(Figure collection entries)
[START]
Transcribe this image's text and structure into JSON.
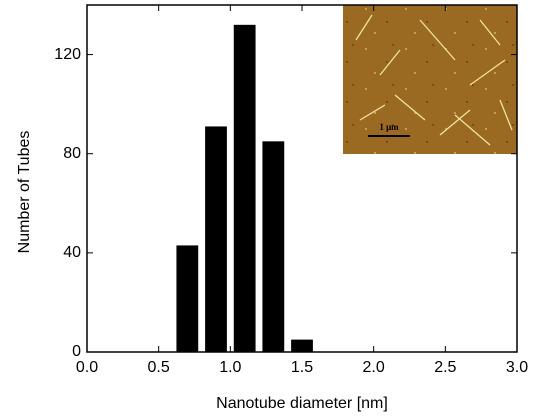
{
  "chart_data": {
    "type": "histogram",
    "x_label": "Nanotube diameter [nm]",
    "y_label": "Number of Tubes",
    "bins": [
      0.6,
      0.8,
      1.0,
      1.2,
      1.4,
      1.6
    ],
    "values": [
      43,
      91,
      132,
      85,
      5
    ],
    "color": "#000000",
    "xlim": [
      0,
      3
    ],
    "ylim": [
      0,
      140
    ],
    "xticks": [
      {
        "value": 0,
        "label": "0.0"
      },
      {
        "value": 0.5,
        "label": "0.5"
      },
      {
        "value": 1,
        "label": "1.0"
      },
      {
        "value": 1.5,
        "label": "1.5"
      },
      {
        "value": 2,
        "label": "2.0"
      },
      {
        "value": 2.5,
        "label": "2.5"
      },
      {
        "value": 3,
        "label": "3.0"
      }
    ],
    "yticks": [
      0,
      40,
      80,
      120
    ],
    "inset_label": "1 μm"
  }
}
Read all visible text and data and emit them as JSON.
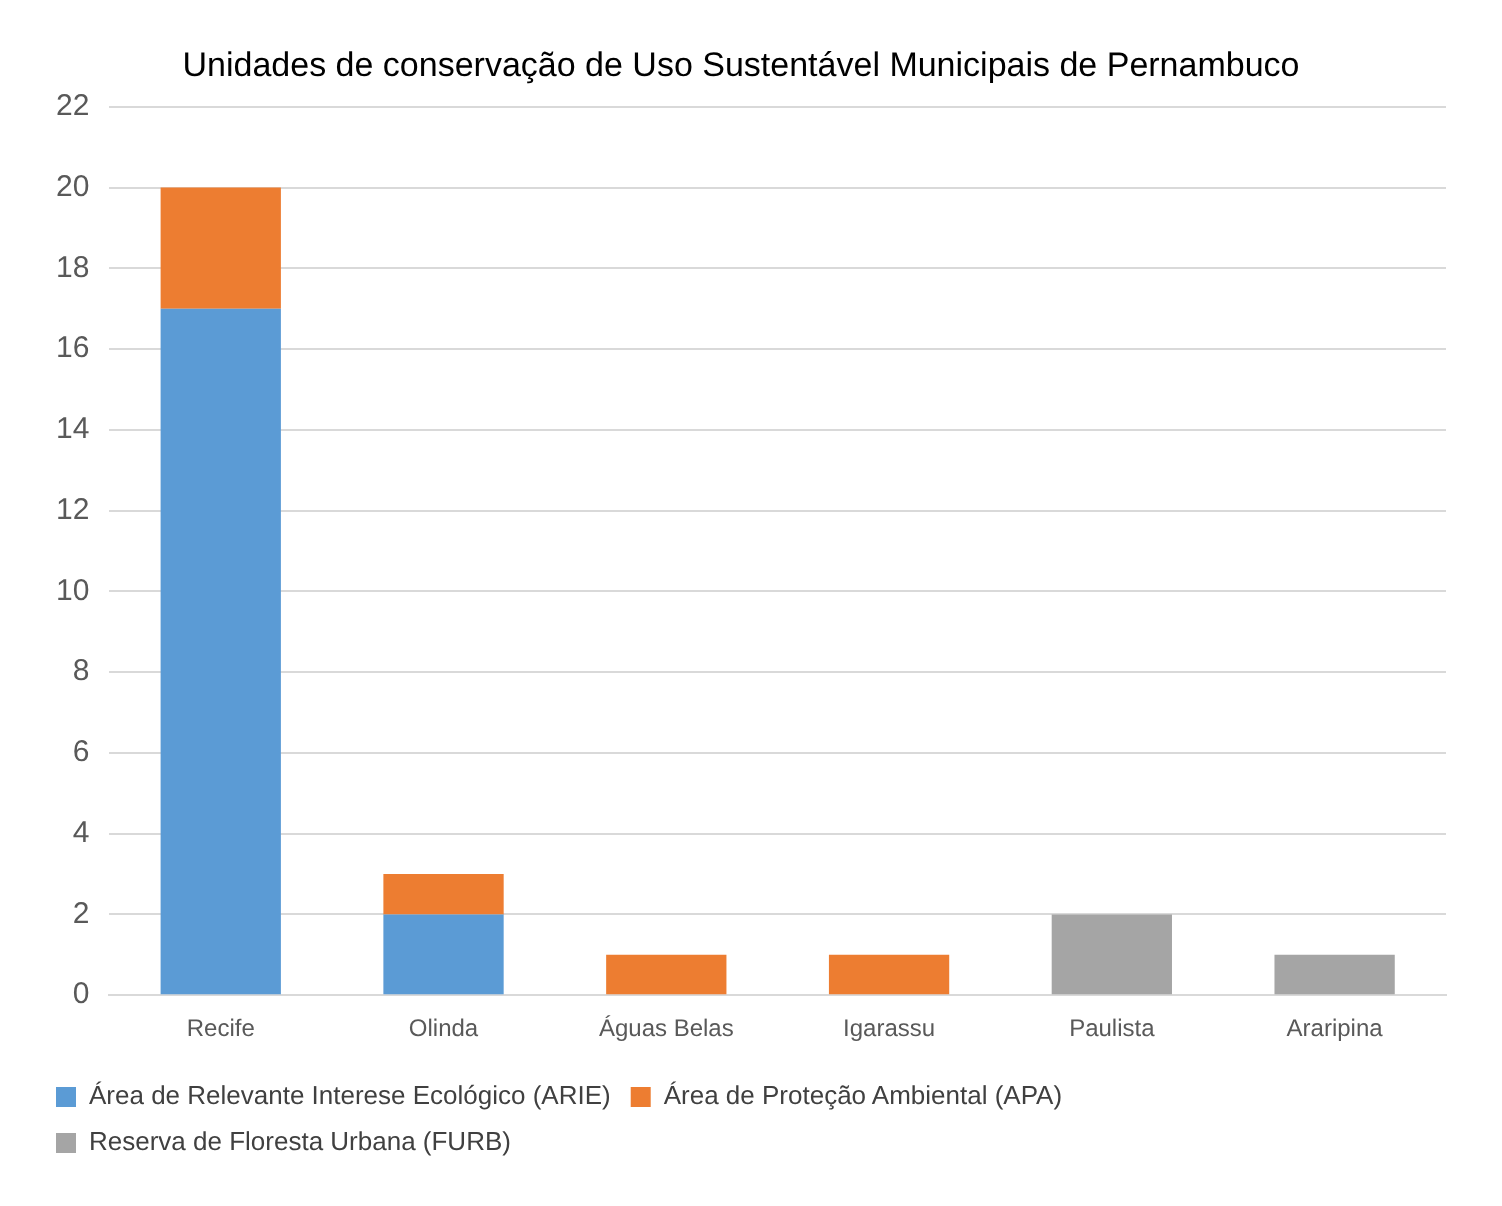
{
  "chart_data": {
    "type": "bar",
    "title": "Unidades de conservação de Uso Sustentável Municipais de Pernambuco",
    "stacked": true,
    "categories": [
      "Recife",
      "Olinda",
      "Águas Belas",
      "Igarassu",
      "Paulista",
      "Araripina"
    ],
    "series": [
      {
        "name": "Área de Relevante Interese Ecológico (ARIE)",
        "color": "#5b9bd5",
        "values": [
          17,
          2,
          null,
          null,
          null,
          null
        ]
      },
      {
        "name": "Área de Proteção Ambiental (APA)",
        "color": "#ed7d31",
        "values": [
          3,
          1,
          1,
          1,
          null,
          null
        ]
      },
      {
        "name": "Reserva de Floresta Urbana (FURB)",
        "color": "#a5a5a5",
        "values": [
          null,
          null,
          null,
          null,
          2,
          1
        ]
      }
    ],
    "ylim": [
      0,
      22
    ],
    "yticks": [
      0,
      2,
      4,
      6,
      8,
      10,
      12,
      14,
      16,
      18,
      20,
      22
    ],
    "grid": "y",
    "legend": "bottom"
  }
}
[END]
Aim of the exercise → Copy out each line of the records where the string "JSON" appears.

Reply to the task →
Transcribe this image's text and structure into JSON.
Read all visible text and data and emit them as JSON.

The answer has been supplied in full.